Entries provided
↓

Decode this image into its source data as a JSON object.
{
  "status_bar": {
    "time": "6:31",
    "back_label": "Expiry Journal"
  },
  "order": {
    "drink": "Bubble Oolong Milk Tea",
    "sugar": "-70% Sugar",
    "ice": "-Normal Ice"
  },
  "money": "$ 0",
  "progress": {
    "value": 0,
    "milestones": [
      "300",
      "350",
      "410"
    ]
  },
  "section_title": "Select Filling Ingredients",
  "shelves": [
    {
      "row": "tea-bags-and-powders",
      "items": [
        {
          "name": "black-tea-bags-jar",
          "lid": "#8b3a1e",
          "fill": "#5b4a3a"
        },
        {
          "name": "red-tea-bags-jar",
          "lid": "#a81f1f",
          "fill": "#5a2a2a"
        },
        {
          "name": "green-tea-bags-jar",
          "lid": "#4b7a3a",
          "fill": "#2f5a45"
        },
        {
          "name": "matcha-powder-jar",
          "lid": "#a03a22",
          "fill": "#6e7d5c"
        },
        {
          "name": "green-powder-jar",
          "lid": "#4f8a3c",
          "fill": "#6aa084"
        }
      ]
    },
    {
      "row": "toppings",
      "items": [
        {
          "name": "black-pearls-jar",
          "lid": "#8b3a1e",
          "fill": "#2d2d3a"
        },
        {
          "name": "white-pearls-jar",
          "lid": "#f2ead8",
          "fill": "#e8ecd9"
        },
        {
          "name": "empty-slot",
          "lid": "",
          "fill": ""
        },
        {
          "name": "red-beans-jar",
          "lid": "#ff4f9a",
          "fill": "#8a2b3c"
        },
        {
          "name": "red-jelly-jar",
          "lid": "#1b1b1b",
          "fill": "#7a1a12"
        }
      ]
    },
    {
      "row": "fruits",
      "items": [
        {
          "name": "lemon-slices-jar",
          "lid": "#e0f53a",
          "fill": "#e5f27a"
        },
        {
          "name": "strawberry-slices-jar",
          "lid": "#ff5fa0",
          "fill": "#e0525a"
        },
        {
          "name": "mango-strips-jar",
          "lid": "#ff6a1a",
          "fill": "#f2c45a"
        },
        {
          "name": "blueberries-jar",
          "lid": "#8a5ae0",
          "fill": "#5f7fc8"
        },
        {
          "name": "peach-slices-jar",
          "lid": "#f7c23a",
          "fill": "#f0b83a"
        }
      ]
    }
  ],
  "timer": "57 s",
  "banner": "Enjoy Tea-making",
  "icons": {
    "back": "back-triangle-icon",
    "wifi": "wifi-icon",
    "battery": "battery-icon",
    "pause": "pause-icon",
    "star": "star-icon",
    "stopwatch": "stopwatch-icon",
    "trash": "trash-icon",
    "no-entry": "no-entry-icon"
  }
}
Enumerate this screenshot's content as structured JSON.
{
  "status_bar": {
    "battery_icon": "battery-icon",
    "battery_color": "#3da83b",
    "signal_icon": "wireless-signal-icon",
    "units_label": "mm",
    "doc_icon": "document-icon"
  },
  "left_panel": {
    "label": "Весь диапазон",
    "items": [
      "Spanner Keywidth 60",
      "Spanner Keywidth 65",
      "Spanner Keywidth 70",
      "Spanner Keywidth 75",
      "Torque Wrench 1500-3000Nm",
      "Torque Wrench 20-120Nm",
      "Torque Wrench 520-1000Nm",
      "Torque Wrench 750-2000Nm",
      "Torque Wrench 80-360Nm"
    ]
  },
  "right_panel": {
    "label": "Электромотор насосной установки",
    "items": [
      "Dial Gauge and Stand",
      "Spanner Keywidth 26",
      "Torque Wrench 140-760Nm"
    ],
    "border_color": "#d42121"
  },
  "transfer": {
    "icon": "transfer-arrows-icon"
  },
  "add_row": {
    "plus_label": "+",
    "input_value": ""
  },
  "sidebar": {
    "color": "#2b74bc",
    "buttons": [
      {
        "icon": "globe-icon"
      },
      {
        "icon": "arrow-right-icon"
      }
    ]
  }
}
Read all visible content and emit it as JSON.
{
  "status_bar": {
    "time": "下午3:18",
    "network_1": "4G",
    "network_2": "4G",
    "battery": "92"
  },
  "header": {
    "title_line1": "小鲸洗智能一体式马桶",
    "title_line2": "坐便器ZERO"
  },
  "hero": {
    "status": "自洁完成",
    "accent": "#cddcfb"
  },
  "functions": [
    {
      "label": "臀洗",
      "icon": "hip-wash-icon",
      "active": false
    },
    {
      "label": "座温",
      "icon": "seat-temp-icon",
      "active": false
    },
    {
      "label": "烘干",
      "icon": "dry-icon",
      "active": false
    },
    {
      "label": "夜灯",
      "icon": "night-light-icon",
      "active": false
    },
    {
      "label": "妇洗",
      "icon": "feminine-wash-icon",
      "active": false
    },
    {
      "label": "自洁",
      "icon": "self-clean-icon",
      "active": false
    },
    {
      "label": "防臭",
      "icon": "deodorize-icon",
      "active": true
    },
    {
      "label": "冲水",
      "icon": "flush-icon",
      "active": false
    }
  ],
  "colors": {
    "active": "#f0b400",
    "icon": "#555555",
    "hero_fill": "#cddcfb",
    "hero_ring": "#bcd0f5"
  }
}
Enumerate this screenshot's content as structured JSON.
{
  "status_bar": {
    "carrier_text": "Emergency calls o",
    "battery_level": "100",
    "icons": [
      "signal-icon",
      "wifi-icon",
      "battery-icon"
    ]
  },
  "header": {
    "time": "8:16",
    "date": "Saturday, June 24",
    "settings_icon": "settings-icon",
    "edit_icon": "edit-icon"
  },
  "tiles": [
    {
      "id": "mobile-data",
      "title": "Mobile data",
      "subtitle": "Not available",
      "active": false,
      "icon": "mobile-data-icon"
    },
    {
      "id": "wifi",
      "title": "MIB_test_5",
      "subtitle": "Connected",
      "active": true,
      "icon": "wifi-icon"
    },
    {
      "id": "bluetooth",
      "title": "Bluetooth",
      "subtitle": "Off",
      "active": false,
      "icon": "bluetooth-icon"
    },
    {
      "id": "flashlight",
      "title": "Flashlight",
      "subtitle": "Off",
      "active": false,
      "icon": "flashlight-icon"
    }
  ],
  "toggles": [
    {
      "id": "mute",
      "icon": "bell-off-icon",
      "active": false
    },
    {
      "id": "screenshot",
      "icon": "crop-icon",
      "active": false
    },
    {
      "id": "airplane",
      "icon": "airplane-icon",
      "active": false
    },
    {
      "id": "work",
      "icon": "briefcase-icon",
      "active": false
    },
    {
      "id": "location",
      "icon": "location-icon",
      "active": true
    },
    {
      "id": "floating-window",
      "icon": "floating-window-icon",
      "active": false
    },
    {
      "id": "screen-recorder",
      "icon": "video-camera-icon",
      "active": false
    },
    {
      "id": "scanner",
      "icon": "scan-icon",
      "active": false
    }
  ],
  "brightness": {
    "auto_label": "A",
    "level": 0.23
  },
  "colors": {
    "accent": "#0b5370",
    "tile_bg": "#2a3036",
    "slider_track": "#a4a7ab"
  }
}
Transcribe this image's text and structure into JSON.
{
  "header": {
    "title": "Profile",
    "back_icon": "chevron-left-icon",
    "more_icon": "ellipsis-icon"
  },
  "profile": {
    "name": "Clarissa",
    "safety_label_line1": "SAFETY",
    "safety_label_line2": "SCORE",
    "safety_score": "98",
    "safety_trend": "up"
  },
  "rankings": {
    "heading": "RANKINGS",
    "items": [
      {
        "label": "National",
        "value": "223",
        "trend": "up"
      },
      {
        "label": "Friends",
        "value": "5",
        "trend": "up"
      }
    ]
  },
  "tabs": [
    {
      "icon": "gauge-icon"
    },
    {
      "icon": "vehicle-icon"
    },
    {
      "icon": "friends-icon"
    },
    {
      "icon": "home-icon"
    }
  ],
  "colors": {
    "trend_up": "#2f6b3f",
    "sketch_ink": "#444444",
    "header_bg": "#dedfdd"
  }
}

↑

Short exercise
Out of the preceding entries, pull every line containing the string "Wrench".

Exercise solution
      "Torque Wrench 1500-3000Nm",
      "Torque Wrench 20-120Nm",
      "Torque Wrench 520-1000Nm",
      "Torque Wrench 750-2000Nm",
      "Torque Wrench 80-360Nm"
      "Torque Wrench 140-760Nm"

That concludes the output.